**Set problem:** Starting at the beginning of the material and continuing through the line containing "bar-new-york — [112, 330, 148, 405]", rewrite those lines with "x-axis-tick" changed to "x-tick" everywhere, leaving all other text the same.

**Collected data entries:**
┏━━
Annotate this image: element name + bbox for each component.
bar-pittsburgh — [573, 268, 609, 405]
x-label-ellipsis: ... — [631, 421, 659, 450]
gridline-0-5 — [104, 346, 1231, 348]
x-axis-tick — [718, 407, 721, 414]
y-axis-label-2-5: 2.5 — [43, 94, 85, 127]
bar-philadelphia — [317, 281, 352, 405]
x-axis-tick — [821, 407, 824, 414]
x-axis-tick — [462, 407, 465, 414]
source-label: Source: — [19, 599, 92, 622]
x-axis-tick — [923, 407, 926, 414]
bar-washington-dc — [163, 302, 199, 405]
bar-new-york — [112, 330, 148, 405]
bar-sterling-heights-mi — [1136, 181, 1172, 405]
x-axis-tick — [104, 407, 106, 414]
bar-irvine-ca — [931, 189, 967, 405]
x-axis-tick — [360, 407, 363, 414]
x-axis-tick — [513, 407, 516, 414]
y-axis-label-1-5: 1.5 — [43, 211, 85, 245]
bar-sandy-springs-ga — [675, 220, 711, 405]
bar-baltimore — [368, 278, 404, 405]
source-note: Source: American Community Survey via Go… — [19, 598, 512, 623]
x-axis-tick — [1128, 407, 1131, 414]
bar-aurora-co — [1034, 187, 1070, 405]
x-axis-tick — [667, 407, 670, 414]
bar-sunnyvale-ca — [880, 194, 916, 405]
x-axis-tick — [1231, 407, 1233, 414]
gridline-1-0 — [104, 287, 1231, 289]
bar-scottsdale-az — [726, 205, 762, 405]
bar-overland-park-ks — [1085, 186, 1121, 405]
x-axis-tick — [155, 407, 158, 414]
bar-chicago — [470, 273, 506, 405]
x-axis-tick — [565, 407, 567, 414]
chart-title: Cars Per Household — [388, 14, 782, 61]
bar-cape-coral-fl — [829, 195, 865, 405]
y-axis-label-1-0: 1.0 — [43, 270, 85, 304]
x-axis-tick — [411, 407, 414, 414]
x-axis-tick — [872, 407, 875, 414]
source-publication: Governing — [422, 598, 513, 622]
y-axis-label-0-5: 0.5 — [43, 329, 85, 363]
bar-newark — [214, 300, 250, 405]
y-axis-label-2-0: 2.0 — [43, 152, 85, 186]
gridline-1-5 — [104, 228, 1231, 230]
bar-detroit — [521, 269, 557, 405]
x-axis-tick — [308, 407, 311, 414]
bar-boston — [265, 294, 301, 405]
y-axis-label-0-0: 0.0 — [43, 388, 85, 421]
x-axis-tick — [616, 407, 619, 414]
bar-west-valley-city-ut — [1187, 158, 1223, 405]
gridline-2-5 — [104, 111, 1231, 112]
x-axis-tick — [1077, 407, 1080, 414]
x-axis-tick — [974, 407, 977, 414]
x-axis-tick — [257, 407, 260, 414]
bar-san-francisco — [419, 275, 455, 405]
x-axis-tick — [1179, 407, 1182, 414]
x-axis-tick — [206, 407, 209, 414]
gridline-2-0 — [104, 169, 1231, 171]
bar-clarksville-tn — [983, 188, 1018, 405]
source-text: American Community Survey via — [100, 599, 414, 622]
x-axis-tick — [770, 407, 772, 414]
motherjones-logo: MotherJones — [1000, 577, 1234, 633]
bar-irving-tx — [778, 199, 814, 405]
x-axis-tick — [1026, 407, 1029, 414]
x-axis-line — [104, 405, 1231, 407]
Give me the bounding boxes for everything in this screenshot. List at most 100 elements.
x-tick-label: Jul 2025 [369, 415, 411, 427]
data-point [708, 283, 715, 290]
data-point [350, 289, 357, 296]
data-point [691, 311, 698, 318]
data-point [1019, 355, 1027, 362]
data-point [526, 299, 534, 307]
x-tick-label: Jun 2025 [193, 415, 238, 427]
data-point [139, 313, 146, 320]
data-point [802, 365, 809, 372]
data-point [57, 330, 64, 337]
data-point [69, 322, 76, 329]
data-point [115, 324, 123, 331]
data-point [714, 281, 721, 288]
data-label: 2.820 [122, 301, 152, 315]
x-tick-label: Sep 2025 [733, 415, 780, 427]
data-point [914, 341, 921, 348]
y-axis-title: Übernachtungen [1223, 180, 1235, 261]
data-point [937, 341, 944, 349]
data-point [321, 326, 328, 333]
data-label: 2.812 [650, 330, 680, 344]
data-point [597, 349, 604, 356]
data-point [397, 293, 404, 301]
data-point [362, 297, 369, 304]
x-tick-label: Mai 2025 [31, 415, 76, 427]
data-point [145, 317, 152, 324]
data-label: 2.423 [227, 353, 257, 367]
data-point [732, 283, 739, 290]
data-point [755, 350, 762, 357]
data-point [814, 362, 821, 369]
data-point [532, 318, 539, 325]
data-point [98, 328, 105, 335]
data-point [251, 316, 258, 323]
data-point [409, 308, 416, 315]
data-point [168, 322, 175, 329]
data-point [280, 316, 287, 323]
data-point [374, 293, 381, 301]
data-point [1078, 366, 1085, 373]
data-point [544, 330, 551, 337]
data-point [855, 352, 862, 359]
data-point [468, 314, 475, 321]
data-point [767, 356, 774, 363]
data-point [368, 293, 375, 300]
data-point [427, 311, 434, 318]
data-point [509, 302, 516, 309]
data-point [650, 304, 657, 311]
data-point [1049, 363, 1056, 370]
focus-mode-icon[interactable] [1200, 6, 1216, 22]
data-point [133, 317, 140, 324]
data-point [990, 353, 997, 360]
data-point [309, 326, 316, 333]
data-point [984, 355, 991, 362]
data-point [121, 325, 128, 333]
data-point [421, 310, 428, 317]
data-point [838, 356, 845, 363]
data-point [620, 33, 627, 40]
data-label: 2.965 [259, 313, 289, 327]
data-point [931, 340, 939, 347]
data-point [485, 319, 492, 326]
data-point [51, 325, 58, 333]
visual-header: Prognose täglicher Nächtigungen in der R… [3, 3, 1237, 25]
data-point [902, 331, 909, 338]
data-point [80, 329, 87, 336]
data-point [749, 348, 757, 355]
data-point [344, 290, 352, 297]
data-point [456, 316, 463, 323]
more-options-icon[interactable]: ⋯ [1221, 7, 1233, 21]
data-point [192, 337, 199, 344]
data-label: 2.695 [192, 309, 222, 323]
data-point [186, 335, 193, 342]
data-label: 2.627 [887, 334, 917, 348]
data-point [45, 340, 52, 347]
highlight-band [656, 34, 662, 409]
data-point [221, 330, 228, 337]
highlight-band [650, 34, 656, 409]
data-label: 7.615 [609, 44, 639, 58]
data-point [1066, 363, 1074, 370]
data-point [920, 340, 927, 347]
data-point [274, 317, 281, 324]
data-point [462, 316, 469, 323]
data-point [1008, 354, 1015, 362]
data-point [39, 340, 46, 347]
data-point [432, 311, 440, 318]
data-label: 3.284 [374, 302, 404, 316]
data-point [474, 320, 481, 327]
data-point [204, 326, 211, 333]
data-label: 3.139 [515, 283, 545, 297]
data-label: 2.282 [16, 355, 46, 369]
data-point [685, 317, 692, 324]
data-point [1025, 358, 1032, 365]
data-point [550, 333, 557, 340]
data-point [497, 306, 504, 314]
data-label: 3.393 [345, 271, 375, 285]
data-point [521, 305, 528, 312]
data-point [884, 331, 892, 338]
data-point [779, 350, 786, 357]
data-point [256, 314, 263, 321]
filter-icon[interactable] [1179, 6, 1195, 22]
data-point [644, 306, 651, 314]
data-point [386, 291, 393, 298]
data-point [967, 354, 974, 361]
┗━━
**Solution to the exercise:**
Annotate this image: element name + bbox for each component.
bar-pittsburgh — [573, 268, 609, 405]
x-label-ellipsis: ... — [631, 421, 659, 450]
gridline-0-5 — [104, 346, 1231, 348]
x-tick — [718, 407, 721, 414]
y-axis-label-2-5: 2.5 — [43, 94, 85, 127]
bar-philadelphia — [317, 281, 352, 405]
x-tick — [821, 407, 824, 414]
x-tick — [462, 407, 465, 414]
source-label: Source: — [19, 599, 92, 622]
x-tick — [923, 407, 926, 414]
bar-washington-dc — [163, 302, 199, 405]
bar-new-york — [112, 330, 148, 405]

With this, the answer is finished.